__Directions for this task__.
Single out the lines that include the word "title". Copy them.

__Material to process__.

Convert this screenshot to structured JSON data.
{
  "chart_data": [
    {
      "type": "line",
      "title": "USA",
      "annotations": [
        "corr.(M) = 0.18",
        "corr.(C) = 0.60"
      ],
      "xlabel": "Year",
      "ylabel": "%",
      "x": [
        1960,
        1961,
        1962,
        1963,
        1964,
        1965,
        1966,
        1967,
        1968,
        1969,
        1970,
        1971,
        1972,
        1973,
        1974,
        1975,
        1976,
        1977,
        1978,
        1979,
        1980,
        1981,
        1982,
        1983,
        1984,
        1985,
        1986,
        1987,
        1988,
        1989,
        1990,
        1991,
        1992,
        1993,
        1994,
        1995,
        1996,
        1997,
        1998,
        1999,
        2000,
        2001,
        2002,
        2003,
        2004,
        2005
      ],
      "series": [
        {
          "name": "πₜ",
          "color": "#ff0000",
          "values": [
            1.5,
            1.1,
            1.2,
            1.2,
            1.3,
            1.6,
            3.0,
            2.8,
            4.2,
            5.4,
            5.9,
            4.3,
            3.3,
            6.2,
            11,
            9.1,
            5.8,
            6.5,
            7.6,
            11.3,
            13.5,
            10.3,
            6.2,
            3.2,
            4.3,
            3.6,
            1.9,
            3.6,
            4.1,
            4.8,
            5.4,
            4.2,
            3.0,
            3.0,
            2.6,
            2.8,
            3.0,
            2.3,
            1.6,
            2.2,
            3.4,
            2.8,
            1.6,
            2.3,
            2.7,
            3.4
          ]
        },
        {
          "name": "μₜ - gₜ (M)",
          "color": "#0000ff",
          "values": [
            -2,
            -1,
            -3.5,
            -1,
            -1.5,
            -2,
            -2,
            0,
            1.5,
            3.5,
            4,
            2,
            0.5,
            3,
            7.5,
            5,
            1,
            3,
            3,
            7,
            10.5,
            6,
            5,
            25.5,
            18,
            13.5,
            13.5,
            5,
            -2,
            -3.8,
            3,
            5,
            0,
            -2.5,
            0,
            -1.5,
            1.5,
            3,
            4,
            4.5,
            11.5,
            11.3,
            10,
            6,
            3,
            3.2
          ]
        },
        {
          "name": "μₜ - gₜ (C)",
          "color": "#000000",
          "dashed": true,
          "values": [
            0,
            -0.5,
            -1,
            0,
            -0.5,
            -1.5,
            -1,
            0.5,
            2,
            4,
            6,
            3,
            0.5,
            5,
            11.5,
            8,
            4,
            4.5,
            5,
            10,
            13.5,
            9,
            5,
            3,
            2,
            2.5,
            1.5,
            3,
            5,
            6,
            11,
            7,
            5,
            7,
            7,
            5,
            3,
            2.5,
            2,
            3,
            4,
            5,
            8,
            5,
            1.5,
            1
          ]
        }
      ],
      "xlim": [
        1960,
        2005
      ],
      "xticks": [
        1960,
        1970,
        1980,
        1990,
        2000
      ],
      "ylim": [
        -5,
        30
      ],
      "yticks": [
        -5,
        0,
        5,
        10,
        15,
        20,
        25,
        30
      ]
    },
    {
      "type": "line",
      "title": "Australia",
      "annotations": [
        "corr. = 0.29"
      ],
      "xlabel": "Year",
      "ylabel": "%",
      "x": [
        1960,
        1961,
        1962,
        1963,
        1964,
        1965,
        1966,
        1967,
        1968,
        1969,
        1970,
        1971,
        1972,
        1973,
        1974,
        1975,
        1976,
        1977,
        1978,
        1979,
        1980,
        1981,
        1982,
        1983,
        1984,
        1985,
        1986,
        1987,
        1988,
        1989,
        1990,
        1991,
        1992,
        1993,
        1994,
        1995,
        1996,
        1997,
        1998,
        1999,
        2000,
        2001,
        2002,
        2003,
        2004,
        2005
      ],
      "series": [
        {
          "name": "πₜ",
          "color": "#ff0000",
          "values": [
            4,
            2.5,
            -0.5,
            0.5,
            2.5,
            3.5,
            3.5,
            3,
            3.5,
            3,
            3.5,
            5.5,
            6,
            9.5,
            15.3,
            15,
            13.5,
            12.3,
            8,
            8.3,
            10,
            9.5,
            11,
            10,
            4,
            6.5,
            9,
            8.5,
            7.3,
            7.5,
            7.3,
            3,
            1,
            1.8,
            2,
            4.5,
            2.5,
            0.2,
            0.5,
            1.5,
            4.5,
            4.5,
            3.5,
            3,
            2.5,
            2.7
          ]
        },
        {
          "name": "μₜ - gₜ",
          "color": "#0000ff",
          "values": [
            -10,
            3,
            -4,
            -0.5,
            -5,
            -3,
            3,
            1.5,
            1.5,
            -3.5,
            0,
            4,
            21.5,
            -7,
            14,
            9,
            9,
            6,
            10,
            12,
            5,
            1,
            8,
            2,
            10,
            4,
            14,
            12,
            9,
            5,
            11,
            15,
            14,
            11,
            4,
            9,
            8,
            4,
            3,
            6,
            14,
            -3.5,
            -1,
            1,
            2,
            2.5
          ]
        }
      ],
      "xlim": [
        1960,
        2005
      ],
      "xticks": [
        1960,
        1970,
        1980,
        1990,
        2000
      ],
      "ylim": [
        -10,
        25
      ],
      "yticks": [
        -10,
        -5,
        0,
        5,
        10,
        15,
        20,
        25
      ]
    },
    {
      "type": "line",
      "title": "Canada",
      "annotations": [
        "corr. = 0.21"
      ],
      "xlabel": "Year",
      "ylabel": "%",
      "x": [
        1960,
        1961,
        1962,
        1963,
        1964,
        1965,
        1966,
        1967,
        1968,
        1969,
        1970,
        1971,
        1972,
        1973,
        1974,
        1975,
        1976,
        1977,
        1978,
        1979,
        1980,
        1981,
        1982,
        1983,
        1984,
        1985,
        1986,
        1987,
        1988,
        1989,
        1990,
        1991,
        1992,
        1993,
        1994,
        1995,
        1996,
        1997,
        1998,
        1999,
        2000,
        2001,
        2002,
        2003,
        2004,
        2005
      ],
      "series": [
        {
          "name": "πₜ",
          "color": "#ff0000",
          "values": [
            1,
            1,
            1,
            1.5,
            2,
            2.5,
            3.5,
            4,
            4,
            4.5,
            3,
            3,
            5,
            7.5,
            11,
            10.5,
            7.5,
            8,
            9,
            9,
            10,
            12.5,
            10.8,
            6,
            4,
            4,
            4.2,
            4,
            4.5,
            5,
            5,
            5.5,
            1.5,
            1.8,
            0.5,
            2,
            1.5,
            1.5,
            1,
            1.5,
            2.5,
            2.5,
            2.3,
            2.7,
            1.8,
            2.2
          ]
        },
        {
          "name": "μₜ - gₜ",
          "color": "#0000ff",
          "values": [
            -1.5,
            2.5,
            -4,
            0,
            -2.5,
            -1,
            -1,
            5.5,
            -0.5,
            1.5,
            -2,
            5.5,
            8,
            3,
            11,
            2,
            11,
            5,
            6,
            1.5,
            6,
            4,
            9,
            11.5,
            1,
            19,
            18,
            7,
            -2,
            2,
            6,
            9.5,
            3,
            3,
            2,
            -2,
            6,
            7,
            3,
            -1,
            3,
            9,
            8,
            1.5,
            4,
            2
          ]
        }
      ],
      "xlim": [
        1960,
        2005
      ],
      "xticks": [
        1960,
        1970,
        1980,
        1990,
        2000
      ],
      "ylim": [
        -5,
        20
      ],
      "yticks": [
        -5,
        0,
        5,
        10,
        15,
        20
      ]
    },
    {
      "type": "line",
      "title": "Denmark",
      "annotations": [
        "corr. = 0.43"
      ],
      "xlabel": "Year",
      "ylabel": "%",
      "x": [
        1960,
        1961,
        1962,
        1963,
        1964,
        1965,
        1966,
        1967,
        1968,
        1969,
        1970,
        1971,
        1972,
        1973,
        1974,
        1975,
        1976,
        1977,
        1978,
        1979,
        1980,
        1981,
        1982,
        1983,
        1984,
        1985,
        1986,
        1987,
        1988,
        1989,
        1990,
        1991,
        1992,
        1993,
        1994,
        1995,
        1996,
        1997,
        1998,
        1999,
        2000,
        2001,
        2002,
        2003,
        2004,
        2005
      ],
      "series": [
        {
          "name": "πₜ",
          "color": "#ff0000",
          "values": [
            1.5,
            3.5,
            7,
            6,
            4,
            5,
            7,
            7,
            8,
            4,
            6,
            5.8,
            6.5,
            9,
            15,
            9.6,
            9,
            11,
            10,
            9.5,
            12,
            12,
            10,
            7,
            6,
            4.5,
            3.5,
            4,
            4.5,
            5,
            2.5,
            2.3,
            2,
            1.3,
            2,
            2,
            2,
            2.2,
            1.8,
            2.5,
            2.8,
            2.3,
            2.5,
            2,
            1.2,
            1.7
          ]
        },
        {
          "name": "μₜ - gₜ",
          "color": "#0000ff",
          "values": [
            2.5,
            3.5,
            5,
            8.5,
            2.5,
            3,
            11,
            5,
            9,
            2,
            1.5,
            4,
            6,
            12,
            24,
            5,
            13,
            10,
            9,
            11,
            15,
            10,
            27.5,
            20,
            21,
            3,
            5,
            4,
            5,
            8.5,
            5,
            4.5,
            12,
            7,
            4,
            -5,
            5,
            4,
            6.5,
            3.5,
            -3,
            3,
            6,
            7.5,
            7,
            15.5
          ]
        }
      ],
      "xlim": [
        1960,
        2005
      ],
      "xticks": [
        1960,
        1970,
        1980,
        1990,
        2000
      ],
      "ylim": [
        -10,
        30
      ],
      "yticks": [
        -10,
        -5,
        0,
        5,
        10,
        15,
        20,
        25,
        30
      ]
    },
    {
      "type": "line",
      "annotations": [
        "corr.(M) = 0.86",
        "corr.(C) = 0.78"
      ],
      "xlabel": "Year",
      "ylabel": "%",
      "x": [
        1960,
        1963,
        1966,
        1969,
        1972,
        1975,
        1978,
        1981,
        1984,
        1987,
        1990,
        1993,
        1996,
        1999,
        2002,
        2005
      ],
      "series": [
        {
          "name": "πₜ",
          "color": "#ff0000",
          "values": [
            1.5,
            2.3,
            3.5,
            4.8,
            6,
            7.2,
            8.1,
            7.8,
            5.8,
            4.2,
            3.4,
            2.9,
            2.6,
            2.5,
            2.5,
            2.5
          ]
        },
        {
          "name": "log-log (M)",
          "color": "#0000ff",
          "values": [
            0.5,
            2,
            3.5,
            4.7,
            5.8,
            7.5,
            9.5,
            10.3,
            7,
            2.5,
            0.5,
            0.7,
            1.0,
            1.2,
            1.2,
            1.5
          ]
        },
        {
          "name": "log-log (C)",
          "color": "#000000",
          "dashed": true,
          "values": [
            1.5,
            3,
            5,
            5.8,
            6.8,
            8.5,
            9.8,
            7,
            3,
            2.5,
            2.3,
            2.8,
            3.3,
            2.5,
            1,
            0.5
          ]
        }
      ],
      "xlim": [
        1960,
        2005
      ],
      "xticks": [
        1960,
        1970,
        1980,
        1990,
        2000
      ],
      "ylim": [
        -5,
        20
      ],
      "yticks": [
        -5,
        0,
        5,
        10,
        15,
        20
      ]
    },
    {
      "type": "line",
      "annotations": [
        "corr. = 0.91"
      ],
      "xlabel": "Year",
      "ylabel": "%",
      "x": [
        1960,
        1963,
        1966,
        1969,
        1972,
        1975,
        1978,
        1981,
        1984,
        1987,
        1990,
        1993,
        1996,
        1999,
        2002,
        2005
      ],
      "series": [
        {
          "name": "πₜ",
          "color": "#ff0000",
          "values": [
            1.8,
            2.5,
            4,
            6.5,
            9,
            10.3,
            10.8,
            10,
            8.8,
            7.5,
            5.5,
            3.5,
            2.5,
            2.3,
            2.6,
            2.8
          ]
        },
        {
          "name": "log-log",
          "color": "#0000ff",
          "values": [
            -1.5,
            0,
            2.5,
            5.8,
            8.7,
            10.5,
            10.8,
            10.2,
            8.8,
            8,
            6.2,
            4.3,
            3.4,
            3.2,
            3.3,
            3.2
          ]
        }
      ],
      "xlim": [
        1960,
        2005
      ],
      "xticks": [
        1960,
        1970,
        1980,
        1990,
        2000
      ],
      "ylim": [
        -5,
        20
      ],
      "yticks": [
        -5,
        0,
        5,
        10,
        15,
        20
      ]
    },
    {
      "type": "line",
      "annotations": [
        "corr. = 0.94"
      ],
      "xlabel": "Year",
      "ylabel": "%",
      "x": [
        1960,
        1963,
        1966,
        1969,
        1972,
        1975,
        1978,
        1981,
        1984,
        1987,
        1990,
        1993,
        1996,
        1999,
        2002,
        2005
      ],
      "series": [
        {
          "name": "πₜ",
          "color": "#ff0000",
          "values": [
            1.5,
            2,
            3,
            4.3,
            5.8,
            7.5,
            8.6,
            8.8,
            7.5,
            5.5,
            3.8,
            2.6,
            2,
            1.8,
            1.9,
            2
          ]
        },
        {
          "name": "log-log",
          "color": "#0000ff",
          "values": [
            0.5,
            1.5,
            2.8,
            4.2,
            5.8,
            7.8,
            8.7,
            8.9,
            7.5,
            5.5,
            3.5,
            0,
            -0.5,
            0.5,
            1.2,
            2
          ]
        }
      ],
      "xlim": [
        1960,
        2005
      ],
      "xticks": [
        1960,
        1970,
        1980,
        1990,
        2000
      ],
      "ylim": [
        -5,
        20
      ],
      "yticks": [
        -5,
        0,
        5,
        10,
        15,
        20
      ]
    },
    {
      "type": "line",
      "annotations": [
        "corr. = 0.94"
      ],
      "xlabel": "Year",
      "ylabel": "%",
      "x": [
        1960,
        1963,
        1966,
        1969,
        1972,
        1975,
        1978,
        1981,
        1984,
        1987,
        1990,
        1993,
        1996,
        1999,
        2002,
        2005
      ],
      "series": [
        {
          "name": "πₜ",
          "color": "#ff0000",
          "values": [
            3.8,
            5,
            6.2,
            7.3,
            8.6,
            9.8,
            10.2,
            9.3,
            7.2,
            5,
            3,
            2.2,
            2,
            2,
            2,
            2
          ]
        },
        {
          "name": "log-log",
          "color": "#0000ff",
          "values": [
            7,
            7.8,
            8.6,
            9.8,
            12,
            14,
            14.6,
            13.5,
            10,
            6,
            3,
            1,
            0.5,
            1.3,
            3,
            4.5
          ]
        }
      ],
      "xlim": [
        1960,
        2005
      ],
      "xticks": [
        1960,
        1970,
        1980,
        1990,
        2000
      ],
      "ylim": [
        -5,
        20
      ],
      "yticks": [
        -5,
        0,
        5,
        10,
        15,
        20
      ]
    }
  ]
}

__Full output__.
      "title": "USA",
      "title": "Australia",
      "title": "Canada",
      "title": "Denmark",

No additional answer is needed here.